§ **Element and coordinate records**
-- begin --

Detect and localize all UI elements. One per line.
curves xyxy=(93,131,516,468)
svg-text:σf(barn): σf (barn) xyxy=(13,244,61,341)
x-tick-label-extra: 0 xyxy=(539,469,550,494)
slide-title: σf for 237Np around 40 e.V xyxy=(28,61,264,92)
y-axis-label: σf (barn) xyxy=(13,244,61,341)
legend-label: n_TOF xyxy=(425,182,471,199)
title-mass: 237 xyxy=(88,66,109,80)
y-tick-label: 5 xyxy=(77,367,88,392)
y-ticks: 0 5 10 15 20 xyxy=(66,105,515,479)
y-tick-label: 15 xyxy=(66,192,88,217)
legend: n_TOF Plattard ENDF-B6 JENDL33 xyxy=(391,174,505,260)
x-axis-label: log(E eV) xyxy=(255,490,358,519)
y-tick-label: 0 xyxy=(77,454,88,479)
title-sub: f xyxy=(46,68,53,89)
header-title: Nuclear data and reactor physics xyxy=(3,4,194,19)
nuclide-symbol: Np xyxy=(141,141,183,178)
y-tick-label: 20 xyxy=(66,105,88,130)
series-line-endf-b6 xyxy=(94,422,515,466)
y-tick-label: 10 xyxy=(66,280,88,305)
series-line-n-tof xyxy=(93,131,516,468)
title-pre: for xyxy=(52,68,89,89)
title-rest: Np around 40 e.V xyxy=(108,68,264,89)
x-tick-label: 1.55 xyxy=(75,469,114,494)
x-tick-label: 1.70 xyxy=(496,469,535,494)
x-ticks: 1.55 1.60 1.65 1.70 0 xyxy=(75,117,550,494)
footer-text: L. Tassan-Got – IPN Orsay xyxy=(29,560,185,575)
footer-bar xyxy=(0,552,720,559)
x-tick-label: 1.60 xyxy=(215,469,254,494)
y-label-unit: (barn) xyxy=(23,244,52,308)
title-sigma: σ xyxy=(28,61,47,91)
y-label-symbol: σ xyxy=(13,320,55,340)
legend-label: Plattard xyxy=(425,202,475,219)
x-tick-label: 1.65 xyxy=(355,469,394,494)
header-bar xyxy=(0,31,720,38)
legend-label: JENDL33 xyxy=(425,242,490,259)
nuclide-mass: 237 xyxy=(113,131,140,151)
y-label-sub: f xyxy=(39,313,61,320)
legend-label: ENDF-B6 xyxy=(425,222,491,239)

-- end --

§ **WHAT YOU HAVE TO DO**
Copy the material word for word, from the very beginning through the line containing "y-axis-label: σf (barn) xyxy=(13,244,61,341)", with both ends included.

§ **OUTPUT OF THE TASK**
Detect and localize all UI elements. One per line.
curves xyxy=(93,131,516,468)
svg-text:σf(barn): σf (barn) xyxy=(13,244,61,341)
x-tick-label-extra: 0 xyxy=(539,469,550,494)
slide-title: σf for 237Np around 40 e.V xyxy=(28,61,264,92)
y-axis-label: σf (barn) xyxy=(13,244,61,341)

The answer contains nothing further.